Only the number is wanted: how many lines of these entries contain the word "nada"?

### [Dataset items]
=-=-=

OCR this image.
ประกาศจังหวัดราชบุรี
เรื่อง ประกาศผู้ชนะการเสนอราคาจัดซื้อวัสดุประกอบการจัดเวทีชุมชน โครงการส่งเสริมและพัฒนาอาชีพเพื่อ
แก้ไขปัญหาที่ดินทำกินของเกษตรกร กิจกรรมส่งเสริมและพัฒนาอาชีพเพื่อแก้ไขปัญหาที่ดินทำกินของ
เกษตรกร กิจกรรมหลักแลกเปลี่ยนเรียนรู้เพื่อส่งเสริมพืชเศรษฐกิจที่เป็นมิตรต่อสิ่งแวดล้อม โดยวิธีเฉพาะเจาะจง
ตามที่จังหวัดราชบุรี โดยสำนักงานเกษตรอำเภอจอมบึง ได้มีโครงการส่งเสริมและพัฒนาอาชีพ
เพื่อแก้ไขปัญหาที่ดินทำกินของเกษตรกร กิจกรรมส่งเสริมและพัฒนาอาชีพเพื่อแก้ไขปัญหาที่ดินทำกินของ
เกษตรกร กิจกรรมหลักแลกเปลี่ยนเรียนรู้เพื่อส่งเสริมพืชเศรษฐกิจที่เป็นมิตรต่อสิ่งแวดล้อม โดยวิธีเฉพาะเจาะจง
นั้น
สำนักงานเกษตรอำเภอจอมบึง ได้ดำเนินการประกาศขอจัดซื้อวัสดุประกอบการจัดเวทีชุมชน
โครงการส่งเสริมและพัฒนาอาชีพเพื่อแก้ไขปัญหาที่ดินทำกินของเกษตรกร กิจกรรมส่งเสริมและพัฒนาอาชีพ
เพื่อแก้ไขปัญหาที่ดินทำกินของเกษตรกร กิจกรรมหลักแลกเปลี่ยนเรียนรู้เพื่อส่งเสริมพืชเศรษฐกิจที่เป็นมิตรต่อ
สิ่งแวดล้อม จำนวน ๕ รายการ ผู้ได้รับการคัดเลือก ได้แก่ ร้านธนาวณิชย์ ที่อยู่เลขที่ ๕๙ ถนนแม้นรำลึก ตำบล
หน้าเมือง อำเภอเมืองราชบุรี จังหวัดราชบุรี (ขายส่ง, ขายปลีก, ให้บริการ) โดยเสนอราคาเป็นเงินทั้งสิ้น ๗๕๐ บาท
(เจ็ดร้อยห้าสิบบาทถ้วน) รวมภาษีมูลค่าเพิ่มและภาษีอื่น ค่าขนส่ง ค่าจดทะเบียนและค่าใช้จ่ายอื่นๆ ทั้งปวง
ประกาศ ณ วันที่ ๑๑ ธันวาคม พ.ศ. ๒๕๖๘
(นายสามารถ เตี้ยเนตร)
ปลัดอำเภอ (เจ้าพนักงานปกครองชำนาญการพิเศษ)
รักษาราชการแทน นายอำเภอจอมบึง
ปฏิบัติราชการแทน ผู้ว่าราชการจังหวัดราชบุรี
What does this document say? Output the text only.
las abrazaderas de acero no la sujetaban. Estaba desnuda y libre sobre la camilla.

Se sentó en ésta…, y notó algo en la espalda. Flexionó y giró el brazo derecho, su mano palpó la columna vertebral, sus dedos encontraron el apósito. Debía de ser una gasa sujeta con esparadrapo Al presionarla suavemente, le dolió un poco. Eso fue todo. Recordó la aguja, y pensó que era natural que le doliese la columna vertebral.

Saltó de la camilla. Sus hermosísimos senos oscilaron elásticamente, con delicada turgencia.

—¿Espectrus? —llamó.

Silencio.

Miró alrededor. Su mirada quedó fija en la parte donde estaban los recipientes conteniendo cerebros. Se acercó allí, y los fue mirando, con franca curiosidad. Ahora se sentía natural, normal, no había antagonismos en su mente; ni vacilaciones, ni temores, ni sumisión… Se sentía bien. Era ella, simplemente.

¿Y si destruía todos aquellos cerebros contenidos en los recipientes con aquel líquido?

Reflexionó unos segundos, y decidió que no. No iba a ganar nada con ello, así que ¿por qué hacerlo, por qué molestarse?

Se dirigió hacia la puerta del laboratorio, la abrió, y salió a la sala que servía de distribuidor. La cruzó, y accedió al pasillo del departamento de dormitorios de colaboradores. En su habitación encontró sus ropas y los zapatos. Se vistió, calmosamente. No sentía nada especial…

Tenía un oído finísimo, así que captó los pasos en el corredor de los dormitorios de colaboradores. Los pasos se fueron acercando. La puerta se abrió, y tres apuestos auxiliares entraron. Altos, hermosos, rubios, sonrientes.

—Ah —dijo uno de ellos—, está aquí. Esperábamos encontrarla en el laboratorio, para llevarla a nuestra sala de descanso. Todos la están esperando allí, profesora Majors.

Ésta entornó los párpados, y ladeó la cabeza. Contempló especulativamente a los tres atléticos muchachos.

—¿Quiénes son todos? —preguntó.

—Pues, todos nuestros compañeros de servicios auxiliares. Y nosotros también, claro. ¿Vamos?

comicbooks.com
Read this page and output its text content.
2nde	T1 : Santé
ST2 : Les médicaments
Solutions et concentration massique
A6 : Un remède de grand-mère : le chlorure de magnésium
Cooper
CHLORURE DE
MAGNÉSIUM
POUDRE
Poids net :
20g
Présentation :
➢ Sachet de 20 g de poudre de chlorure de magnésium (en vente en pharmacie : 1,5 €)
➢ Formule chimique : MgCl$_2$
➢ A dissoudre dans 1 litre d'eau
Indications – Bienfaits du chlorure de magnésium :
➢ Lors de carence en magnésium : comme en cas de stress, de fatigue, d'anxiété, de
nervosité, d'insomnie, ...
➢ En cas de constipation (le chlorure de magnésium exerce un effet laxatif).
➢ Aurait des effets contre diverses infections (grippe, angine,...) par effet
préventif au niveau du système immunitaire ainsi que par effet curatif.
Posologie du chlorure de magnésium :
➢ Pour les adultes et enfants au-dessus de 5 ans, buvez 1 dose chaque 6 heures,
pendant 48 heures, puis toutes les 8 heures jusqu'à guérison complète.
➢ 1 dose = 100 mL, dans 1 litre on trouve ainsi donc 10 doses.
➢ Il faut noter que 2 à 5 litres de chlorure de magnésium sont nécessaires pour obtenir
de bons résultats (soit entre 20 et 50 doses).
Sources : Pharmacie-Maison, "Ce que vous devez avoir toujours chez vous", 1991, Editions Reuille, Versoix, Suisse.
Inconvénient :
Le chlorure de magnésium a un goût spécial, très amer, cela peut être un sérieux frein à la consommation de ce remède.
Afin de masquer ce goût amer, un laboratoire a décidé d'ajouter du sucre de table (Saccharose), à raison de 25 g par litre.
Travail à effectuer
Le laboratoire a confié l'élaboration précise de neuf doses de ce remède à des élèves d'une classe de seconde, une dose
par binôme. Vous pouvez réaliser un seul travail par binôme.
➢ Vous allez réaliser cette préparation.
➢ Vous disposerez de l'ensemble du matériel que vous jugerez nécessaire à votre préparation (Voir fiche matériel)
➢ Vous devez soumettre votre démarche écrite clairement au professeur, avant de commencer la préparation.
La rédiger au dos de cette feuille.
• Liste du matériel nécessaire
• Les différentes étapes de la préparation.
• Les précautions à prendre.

=-=-=

### [TASK RESPONSE]
2